• **WHAT YOU NEED TO DO**:
Write the number of lines holding the word "Louis", and nothing else.

• **RECORDS FOR THE EXERCISE**:
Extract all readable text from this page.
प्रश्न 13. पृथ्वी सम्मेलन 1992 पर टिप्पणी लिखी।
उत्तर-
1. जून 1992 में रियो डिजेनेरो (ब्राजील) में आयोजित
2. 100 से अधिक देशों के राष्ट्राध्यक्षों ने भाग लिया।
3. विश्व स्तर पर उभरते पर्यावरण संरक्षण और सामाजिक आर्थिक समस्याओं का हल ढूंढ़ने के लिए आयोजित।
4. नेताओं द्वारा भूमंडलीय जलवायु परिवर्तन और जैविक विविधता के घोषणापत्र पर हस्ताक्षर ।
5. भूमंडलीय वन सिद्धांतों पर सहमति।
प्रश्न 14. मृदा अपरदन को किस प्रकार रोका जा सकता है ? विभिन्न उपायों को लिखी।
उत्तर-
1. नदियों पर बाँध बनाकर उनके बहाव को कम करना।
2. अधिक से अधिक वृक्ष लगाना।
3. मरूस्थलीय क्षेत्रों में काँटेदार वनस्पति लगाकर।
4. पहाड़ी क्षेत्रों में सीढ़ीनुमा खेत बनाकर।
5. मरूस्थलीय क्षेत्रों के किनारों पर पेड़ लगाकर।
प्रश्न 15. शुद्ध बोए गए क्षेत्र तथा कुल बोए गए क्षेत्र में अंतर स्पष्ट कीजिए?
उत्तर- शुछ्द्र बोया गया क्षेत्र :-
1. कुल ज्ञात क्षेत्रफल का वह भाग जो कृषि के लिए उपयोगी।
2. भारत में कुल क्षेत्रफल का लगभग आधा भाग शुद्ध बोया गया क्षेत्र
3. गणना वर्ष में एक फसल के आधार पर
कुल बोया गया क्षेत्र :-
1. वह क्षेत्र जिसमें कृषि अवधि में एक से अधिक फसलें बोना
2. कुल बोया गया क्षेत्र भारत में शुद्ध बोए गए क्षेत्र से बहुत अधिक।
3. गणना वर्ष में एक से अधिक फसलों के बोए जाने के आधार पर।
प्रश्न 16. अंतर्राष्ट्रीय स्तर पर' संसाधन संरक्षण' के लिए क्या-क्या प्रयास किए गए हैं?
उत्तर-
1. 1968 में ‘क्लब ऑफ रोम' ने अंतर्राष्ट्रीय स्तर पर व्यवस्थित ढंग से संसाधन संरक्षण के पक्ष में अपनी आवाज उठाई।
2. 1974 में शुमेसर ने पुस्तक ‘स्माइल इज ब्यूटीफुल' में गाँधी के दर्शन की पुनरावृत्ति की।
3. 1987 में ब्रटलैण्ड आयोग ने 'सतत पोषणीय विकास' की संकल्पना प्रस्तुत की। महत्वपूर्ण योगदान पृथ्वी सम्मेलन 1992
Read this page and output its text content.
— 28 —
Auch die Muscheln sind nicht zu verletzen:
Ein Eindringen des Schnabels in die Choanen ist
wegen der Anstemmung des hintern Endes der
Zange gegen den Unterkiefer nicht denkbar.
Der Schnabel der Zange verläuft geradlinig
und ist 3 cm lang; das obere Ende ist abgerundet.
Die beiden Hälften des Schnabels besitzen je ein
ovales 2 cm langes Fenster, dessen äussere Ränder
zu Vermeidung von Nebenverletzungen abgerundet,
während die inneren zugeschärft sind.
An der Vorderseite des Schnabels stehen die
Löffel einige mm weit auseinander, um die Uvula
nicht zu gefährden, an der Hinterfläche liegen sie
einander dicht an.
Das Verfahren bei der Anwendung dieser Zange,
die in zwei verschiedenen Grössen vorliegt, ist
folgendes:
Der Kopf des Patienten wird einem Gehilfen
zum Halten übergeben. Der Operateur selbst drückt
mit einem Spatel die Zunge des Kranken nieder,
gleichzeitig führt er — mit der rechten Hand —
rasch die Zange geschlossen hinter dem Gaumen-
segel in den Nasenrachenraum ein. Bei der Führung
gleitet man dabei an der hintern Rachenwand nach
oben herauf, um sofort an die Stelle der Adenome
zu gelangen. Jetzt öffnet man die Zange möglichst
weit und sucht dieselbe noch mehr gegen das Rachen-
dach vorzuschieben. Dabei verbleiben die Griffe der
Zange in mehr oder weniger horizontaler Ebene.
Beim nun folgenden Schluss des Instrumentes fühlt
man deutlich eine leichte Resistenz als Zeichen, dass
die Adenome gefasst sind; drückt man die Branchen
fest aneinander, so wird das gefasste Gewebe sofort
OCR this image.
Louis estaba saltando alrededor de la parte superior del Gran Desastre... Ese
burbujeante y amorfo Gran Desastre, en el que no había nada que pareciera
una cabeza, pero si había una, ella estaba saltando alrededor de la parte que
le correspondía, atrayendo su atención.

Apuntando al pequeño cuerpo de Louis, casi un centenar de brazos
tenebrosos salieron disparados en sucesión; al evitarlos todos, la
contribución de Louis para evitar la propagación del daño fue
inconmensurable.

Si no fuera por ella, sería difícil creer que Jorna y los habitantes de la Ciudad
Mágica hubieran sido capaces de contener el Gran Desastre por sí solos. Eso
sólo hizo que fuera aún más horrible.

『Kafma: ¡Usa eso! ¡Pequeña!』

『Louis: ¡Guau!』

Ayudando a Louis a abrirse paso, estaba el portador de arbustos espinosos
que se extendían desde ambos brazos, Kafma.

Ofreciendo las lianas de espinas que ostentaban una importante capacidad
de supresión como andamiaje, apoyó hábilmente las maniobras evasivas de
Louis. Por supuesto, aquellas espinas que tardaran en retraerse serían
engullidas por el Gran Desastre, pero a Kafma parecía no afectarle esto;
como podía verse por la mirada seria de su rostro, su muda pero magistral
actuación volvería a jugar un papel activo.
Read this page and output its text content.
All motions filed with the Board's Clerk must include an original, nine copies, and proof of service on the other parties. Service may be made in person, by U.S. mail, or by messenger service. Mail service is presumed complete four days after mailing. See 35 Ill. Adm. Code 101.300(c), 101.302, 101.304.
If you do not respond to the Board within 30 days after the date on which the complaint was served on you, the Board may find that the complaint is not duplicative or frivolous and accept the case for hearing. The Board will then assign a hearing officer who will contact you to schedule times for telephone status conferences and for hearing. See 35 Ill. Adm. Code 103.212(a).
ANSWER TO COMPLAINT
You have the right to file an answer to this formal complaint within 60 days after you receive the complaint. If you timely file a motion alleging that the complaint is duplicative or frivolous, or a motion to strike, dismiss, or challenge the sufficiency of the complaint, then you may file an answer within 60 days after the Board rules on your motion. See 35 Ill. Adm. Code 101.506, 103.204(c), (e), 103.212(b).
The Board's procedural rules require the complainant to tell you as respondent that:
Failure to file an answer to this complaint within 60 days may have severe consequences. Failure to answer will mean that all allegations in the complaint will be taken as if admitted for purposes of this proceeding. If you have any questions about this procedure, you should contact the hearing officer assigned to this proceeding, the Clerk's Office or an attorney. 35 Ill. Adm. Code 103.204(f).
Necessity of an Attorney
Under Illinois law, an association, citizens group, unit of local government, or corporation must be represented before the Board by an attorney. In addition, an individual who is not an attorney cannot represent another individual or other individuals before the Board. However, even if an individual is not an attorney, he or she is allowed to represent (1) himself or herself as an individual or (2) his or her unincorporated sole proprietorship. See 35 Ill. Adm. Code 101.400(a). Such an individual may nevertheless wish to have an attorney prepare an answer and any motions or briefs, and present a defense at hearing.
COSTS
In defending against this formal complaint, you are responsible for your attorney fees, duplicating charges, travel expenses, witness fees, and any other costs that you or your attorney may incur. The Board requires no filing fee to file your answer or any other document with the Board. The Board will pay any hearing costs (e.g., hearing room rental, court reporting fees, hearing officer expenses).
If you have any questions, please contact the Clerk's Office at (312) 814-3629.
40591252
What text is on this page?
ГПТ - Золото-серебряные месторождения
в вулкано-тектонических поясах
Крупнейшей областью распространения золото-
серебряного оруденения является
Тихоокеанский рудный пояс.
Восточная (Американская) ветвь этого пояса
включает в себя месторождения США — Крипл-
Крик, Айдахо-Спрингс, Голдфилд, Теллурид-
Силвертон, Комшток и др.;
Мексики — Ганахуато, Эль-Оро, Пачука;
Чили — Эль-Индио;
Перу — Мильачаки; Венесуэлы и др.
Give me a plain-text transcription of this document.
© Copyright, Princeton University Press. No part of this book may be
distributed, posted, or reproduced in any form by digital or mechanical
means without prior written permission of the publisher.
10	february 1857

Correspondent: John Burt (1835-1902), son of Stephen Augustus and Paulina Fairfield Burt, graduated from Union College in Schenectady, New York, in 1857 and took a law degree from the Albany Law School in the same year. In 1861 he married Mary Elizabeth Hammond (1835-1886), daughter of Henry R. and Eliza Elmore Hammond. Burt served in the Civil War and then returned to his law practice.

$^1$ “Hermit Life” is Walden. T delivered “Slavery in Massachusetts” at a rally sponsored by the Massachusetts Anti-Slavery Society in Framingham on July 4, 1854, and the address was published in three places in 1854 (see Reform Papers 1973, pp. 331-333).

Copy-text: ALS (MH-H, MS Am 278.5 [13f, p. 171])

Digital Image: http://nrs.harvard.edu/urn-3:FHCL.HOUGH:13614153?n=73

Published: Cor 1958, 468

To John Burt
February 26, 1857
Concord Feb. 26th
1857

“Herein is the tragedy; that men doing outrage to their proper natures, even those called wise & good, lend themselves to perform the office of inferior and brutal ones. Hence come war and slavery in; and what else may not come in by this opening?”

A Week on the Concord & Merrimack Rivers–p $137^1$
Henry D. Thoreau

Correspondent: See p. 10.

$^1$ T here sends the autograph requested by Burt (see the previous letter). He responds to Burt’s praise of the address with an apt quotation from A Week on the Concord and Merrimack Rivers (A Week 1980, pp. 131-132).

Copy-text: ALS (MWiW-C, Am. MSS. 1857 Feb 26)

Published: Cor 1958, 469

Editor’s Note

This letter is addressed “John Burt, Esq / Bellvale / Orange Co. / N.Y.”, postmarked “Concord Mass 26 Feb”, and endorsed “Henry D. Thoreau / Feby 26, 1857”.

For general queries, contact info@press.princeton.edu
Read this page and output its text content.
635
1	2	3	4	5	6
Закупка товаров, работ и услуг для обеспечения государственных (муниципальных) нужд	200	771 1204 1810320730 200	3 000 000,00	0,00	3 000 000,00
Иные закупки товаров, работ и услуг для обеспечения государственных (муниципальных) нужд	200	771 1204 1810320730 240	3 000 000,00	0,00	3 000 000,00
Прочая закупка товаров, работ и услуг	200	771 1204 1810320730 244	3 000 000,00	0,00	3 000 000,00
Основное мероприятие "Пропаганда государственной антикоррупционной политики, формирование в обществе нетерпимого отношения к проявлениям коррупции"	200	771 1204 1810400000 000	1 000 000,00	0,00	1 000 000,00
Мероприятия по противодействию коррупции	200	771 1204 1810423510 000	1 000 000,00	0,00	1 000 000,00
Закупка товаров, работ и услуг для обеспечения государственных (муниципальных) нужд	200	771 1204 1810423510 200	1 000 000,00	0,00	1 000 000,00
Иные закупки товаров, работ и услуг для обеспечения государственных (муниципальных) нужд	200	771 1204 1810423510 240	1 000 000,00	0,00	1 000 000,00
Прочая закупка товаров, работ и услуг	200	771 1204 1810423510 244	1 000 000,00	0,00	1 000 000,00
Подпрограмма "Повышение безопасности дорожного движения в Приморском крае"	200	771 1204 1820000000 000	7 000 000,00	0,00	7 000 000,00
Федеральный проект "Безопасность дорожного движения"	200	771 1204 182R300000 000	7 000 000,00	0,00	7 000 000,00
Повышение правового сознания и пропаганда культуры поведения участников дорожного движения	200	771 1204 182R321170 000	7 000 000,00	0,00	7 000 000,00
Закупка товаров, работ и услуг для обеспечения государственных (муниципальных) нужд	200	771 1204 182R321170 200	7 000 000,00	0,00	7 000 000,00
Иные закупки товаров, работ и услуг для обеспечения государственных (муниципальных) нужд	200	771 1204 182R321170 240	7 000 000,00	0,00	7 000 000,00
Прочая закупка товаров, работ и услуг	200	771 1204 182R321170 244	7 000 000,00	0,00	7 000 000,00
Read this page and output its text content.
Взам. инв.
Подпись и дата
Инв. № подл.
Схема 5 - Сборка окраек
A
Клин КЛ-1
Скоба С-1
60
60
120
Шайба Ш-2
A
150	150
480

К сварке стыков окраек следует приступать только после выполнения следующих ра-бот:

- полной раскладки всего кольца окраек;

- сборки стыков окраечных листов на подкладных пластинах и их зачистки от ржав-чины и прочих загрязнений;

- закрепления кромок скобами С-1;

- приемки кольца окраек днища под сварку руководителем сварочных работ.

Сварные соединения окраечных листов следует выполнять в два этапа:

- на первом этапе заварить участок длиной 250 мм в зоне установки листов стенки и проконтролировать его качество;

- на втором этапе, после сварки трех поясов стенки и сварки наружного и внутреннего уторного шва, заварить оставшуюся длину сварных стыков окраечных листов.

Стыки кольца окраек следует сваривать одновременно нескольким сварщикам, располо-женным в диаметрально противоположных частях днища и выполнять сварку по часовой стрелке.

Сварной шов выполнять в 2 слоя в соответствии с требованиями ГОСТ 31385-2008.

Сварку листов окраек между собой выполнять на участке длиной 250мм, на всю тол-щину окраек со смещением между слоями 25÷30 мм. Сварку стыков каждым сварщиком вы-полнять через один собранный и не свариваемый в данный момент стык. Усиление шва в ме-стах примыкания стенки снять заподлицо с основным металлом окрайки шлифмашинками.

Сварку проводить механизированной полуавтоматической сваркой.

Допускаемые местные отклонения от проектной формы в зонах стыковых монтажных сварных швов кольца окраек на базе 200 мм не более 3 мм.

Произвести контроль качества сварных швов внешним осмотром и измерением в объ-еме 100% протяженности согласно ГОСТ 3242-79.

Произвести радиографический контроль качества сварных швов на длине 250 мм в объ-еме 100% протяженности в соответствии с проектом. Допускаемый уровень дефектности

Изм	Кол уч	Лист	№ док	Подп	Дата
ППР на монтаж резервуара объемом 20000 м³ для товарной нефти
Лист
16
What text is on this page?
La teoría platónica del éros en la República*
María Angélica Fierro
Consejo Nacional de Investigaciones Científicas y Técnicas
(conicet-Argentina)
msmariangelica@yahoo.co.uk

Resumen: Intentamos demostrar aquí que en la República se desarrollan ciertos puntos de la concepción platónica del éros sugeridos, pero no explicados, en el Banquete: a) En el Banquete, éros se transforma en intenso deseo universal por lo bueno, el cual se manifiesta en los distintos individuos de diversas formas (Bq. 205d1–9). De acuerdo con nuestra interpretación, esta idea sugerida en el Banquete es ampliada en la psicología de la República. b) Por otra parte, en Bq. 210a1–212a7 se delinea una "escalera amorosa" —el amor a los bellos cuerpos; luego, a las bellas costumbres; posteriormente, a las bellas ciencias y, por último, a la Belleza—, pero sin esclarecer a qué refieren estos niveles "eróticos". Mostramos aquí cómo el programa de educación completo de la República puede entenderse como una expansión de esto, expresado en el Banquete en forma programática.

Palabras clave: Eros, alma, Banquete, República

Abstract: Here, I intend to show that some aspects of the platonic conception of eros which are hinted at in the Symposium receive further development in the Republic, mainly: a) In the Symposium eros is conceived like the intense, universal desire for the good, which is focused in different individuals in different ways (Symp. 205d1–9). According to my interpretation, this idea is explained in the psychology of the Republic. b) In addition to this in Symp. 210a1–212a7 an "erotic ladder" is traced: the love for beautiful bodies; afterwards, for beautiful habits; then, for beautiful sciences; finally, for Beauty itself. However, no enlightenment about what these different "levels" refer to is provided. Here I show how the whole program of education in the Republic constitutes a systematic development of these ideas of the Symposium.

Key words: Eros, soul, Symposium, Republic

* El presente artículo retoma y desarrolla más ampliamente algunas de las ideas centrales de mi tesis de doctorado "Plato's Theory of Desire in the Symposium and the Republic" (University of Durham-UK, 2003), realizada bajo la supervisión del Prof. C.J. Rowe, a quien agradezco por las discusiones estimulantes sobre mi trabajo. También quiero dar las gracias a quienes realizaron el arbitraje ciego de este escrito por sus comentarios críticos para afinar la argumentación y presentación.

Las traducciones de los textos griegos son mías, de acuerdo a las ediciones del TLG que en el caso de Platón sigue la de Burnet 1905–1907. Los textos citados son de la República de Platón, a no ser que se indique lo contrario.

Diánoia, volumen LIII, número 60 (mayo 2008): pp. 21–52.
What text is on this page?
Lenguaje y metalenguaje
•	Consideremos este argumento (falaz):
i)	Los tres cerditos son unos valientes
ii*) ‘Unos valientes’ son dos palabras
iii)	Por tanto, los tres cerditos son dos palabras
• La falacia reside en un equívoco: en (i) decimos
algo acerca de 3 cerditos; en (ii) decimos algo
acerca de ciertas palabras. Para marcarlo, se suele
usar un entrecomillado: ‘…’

• **OUTPUT OF THE TASK**:
6